**Data provided:**
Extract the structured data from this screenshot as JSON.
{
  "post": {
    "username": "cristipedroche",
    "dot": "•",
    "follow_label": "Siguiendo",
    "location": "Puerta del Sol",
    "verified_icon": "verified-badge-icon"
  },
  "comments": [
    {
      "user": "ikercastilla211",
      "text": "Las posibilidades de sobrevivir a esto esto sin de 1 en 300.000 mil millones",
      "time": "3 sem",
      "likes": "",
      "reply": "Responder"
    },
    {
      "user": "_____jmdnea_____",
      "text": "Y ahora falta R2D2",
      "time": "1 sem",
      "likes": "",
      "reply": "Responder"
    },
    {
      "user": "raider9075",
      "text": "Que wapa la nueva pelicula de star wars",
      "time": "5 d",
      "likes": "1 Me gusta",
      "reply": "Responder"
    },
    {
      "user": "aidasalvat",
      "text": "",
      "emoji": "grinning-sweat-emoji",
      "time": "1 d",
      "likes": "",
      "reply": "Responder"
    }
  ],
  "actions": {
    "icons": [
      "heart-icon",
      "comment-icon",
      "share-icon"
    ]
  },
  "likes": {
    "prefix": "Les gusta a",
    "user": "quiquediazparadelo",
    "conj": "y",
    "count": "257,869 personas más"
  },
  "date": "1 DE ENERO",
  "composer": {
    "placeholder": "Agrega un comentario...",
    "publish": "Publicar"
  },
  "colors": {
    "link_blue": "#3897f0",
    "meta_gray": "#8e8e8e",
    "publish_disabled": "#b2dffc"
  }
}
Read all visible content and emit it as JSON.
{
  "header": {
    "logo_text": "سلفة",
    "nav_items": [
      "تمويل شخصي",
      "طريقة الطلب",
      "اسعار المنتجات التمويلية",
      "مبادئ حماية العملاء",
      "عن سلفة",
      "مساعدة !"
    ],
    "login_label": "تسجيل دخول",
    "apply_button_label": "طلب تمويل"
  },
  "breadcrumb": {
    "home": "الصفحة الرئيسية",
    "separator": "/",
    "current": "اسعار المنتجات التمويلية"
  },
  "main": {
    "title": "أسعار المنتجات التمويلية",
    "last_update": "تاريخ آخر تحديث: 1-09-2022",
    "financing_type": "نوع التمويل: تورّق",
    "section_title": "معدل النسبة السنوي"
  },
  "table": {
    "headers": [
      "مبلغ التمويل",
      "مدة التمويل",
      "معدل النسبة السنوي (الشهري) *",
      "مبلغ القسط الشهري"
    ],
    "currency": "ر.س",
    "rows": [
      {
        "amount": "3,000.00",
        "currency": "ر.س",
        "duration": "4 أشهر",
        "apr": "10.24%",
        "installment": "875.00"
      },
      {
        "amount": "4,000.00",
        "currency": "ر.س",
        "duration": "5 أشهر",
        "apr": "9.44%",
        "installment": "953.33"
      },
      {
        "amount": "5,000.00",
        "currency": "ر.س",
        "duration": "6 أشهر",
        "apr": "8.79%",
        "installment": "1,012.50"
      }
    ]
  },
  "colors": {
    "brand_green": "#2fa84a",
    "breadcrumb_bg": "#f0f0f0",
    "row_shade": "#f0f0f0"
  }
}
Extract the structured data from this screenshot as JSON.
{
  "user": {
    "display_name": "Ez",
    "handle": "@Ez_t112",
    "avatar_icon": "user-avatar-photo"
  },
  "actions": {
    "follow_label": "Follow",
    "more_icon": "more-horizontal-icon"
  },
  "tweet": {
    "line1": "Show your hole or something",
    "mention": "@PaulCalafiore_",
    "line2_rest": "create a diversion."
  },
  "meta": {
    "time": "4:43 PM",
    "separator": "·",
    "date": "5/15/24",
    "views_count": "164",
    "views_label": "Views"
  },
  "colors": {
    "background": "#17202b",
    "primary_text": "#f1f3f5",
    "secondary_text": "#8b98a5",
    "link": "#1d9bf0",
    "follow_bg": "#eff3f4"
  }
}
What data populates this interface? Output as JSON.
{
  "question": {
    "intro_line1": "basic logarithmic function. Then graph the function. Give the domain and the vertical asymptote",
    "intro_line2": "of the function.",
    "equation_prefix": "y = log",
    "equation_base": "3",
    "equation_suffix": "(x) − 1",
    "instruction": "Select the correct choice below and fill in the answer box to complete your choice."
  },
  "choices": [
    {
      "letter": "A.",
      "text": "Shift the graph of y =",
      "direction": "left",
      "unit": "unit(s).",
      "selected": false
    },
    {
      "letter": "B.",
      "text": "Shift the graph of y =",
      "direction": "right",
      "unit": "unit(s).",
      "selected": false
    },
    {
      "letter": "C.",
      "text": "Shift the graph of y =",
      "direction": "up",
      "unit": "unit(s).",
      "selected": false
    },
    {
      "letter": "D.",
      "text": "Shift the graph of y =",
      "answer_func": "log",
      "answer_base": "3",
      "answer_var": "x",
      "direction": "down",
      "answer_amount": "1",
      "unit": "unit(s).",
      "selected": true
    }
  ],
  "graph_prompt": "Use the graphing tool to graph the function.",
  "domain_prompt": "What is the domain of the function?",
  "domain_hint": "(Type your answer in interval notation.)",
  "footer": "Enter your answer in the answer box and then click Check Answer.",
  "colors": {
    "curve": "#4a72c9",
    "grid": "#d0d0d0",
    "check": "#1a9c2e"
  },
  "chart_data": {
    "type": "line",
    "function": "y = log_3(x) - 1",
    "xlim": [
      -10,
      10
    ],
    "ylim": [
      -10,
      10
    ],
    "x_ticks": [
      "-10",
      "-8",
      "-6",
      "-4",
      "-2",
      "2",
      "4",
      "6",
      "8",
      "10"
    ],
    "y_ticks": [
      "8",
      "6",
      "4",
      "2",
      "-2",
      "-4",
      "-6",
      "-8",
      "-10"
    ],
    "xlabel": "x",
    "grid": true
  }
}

**Exercise:**
Show every line of the records above that contains the word "duration".

**Output of the task:**
        "duration": "4 أشهر",
        "duration": "5 أشهر",
        "duration": "6 أشهر",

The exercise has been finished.